Dataset entries
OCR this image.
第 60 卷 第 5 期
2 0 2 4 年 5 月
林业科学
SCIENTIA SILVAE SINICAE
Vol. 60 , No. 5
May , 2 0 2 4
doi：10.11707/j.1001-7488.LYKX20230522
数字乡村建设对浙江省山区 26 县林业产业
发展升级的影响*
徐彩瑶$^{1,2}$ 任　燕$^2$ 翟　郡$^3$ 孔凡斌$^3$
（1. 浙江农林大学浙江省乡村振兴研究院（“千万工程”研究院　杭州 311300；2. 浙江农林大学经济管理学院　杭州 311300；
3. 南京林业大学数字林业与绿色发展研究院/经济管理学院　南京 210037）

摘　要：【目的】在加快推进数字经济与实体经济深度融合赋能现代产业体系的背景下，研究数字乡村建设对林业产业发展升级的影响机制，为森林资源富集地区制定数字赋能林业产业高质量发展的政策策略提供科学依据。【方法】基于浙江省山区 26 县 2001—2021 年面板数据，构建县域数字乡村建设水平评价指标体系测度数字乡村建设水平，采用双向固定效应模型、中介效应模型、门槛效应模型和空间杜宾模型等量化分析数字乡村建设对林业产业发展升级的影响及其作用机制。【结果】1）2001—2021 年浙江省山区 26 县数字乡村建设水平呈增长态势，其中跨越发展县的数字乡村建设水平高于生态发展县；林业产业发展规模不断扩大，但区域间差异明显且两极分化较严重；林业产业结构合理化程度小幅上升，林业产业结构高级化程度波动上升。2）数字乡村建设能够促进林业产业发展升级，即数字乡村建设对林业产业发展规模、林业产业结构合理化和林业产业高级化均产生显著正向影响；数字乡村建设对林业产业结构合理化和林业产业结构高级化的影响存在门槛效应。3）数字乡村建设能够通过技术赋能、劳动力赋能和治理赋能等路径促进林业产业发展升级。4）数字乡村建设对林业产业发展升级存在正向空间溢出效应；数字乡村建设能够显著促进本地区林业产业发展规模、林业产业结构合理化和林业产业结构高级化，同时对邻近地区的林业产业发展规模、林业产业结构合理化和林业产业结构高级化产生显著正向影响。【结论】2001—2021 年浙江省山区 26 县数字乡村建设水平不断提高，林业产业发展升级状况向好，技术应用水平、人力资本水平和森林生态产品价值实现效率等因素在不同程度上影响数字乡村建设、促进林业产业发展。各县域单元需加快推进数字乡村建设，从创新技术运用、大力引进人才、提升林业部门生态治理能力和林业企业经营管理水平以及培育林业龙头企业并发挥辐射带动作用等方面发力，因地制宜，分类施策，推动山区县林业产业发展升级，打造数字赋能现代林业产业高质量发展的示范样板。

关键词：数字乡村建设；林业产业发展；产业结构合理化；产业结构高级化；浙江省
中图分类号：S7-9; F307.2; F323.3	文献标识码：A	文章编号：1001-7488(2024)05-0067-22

DO THIS:
Print all of the entries exactly as they appear.

EXERCISE RESPONSE:
OCR this image.
第 60 卷 第 5 期
2 0 2 4 年 5 月
林业科学
SCIENTIA SILVAE SINICAE
Vol. 60 , No. 5
May , 2 0 2 4
doi：10.11707/j.1001-7488.LYKX20230522
数字乡村建设对浙江省山区 26 县林业产业
发展升级的影响*
徐彩瑶$^{1,2}$ 任　燕$^2$ 翟　郡$^3$ 孔凡斌$^3$
（1. 浙江农林大学浙江省乡村振兴研究院（“千万工程”研究院　杭州 311300；2. 浙江农林大学经济管理学院　杭州 311300；
3. 南京林业大学数字林业与绿色发展研究院/经济管理学院　南京 210037）

摘　要：【目的】在加快推进数字经济与实体经济深度融合赋能现代产业体系的背景下，研究数字乡村建设对林业产业发展升级的影响机制，为森林资源富集地区制定数字赋能林业产业高质量发展的政策策略提供科学依据。【方法】基于浙江省山区 26 县 2001—2021 年面板数据，构建县域数字乡村建设水平评价指标体系测度数字乡村建设水平，采用双向固定效应模型、中介效应模型、门槛效应模型和空间杜宾模型等量化分析数字乡村建设对林业产业发展升级的影响及其作用机制。【结果】1）2001—2021 年浙江省山区 26 县数字乡村建设水平呈增长态势，其中跨越发展县的数字乡村建设水平高于生态发展县；林业产业发展规模不断扩大，但区域间差异明显且两极分化较严重；林业产业结构合理化程度小幅上升，林业产业结构高级化程度波动上升。2）数字乡村建设能够促进林业产业发展升级，即数字乡村建设对林业产业发展规模、林业产业结构合理化和林业产业高级化均产生显著正向影响；数字乡村建设对林业产业结构合理化和林业产业结构高级化的影响存在门槛效应。3）数字乡村建设能够通过技术赋能、劳动力赋能和治理赋能等路径促进林业产业发展升级。4）数字乡村建设对林业产业发展升级存在正向空间溢出效应；数字乡村建设能够显著促进本地区林业产业发展规模、林业产业结构合理化和林业产业结构高级化，同时对邻近地区的林业产业发展规模、林业产业结构合理化和林业产业结构高级化产生显著正向影响。【结论】2001—2021 年浙江省山区 26 县数字乡村建设水平不断提高，林业产业发展升级状况向好，技术应用水平、人力资本水平和森林生态产品价值实现效率等因素在不同程度上影响数字乡村建设、促进林业产业发展。各县域单元需加快推进数字乡村建设，从创新技术运用、大力引进人才、提升林业部门生态治理能力和林业企业经营管理水平以及培育林业龙头企业并发挥辐射带动作用等方面发力，因地制宜，分类施策，推动山区县林业产业发展升级，打造数字赋能现代林业产业高质量发展的示范样板。

关键词：数字乡村建设；林业产业发展；产业结构合理化；产业结构高级化；浙江省
中图分类号：S7-9; F307.2; F323.3	文献标识码：A	文章编号：1001-7488(2024)05-0067-22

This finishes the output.